[BEGIN Extracted data]
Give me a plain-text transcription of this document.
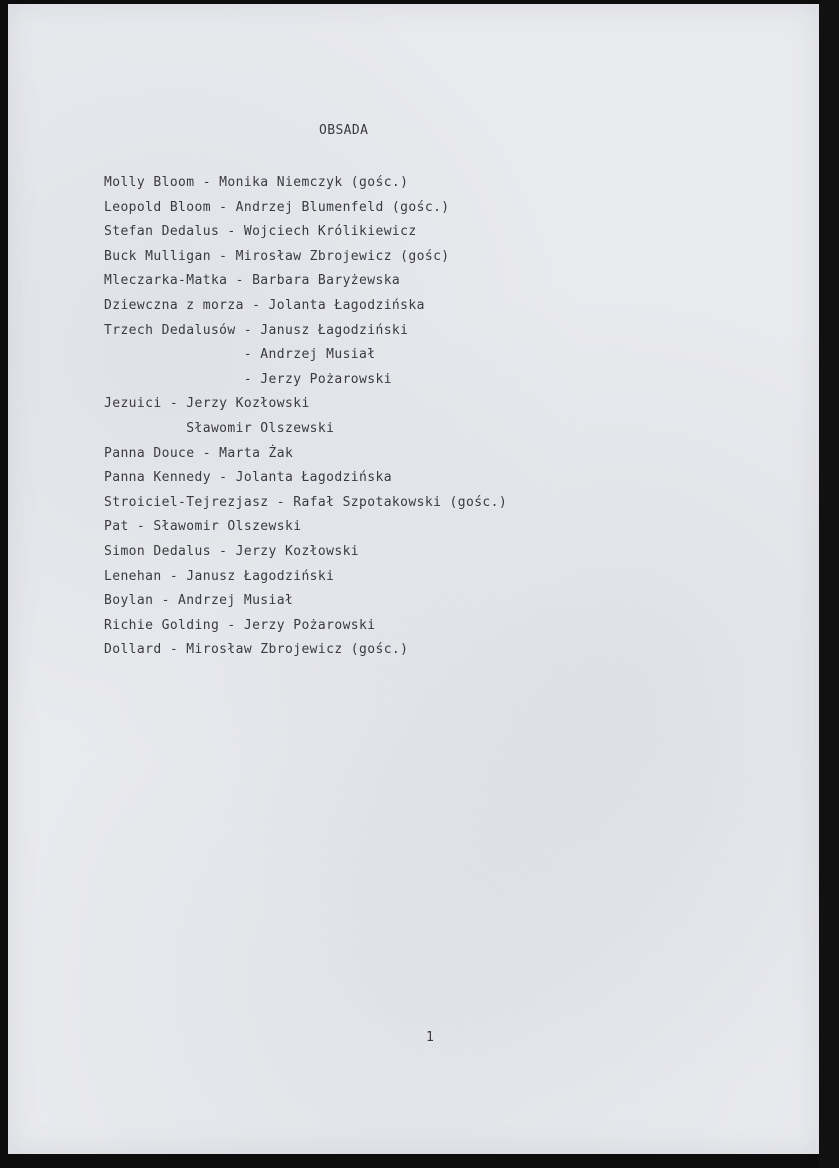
OBSADA
Molly Bloom - Monika Niemczyk (gośc.)
Leopold Bloom - Andrzej Blumenfeld (gośc.)
Stefan Dedalus - Wojciech Królikiewicz
Buck Mulligan - Mirosław Zbrojewicz (gośc)
Mleczarka-Matka - Barbara Baryżewska
Dziewczna z morza - Jolanta Łagodzińska
Trzech Dedalusów - Janusz Łagodziński
- Andrzej Musiał
- Jerzy Pożarowski
Jezuici - Jerzy Kozłowski
Sławomir Olszewski
Panna Douce - Marta Żak
Panna Kennedy - Jolanta Łagodzińska
Stroiciel-Tejrezjasz - Rafał Szpotakowski (gośc.)
Pat - Sławomir Olszewski
Simon Dedalus - Jerzy Kozłowski
Lenehan - Janusz Łagodziński
Boylan - Andrzej Musiał
Richie Golding - Jerzy Pożarowski
Dollard - Mirosław Zbrojewicz (gośc.)
1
[END Extracted data]
▶ Goal of the exercise
Where a line of the records above holds the word "Mirosław", copy that line.

▶ Final result
Buck Mulligan - Mirosław Zbrojewicz (gośc)
Dollard - Mirosław Zbrojewicz (gośc.)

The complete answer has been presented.